Description of the task — The expected output is an exact restatement of all the records.

Source information —
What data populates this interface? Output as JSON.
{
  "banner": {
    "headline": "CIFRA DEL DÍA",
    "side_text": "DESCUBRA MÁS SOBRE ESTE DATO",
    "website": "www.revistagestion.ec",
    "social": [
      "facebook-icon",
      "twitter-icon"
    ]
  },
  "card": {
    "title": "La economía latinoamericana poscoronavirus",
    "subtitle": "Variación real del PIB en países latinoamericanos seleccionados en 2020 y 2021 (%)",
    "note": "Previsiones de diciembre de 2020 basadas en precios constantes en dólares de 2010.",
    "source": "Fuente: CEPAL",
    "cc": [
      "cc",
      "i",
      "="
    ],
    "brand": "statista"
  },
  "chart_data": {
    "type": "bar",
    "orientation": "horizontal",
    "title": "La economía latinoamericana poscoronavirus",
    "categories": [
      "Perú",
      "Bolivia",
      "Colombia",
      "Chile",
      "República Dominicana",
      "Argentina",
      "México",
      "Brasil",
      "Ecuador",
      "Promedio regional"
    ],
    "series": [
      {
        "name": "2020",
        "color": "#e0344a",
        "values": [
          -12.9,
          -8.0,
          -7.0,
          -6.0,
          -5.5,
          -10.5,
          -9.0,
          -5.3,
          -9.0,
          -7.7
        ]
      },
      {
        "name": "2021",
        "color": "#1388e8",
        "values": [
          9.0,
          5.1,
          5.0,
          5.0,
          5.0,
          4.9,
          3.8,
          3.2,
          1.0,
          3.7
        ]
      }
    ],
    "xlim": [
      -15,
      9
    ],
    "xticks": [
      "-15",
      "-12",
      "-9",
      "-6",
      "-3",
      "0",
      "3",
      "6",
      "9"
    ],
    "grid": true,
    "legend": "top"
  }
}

Written answer —
What data populates this interface? Output as JSON.
{
  "banner": {
    "headline": "CIFRA DEL DÍA",
    "side_text": "DESCUBRA MÁS SOBRE ESTE DATO",
    "website": "www.revistagestion.ec",
    "social": [
      "facebook-icon",
      "twitter-icon"
    ]
  },
  "card": {
    "title": "La economía latinoamericana poscoronavirus",
    "subtitle": "Variación real del PIB en países latinoamericanos seleccionados en 2020 y 2021 (%)",
    "note": "Previsiones de diciembre de 2020 basadas en precios constantes en dólares de 2010.",
    "source": "Fuente: CEPAL",
    "cc": [
      "cc",
      "i",
      "="
    ],
    "brand": "statista"
  },
  "chart_data": {
    "type": "bar",
    "orientation": "horizontal",
    "title": "La economía latinoamericana poscoronavirus",
    "categories": [
      "Perú",
      "Bolivia",
      "Colombia",
      "Chile",
      "República Dominicana",
      "Argentina",
      "México",
      "Brasil",
      "Ecuador",
      "Promedio regional"
    ],
    "series": [
      {
        "name": "2020",
        "color": "#e0344a",
        "values": [
          -12.9,
          -8.0,
          -7.0,
          -6.0,
          -5.5,
          -10.5,
          -9.0,
          -5.3,
          -9.0,
          -7.7
        ]
      },
      {
        "name": "2021",
        "color": "#1388e8",
        "values": [
          9.0,
          5.1,
          5.0,
          5.0,
          5.0,
          4.9,
          3.8,
          3.2,
          1.0,
          3.7
        ]
      }
    ],
    "xlim": [
      -15,
      9
    ],
    "xticks": [
      "-15",
      "-12",
      "-9",
      "-6",
      "-3",
      "0",
      "3",
      "6",
      "9"
    ],
    "grid": true,
    "legend": "top"
  }
}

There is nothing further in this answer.